Please list all lines of the material below in which the string "актом" occurs.
--- BEGIN Extracted data ---
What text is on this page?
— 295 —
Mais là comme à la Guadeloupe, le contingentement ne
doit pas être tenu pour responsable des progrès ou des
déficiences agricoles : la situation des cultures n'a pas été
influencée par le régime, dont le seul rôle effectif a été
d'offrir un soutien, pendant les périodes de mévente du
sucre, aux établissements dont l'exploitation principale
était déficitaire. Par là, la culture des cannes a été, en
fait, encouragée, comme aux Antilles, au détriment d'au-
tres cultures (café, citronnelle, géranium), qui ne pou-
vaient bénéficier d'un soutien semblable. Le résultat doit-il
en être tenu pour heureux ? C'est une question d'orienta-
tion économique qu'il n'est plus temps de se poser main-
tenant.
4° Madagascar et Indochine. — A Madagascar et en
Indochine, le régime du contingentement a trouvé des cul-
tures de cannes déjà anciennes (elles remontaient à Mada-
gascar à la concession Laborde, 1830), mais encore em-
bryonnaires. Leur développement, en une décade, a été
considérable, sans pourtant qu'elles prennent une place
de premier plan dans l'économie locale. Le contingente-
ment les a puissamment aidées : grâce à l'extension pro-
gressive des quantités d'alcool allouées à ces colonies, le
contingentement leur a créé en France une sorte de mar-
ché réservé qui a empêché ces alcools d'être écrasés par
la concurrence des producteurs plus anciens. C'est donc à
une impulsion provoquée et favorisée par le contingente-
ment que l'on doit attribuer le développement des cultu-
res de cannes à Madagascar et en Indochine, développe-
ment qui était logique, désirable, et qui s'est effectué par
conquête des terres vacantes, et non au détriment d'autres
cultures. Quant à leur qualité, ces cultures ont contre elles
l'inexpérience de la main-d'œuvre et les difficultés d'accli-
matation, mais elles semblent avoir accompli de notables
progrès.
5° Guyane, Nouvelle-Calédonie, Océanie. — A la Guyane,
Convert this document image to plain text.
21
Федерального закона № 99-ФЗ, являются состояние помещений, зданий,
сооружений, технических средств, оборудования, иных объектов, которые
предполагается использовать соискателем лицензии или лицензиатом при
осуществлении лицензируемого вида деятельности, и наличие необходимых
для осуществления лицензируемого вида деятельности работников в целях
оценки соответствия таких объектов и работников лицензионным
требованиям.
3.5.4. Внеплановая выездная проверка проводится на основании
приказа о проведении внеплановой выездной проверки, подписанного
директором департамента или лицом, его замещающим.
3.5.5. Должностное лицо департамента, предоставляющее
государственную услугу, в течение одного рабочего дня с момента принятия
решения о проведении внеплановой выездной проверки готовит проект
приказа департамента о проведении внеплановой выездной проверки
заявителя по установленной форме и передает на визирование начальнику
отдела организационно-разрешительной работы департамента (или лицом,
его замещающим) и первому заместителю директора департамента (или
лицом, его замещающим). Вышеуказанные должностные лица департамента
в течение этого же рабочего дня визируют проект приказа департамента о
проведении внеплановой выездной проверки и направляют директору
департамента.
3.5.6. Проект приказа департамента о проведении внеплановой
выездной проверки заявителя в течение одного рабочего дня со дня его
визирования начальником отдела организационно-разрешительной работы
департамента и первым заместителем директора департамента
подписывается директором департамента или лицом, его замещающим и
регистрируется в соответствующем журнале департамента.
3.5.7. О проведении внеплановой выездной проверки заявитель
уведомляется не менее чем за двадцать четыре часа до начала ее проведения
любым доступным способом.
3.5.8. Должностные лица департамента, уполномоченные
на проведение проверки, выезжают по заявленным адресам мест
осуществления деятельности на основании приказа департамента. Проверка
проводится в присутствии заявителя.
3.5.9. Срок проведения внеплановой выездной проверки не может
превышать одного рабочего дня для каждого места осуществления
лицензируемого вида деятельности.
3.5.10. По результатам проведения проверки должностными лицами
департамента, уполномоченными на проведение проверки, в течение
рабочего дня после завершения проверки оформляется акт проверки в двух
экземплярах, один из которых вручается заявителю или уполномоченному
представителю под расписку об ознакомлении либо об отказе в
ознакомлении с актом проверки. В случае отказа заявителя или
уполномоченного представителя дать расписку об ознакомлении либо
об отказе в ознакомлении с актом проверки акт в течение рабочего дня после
--- END Extracted data ---
**Solved exercise**
ознакомлении с актом проверки. В случае отказа заявителя или
об отказе в ознакомлении с актом проверки акт в течение рабочего дня после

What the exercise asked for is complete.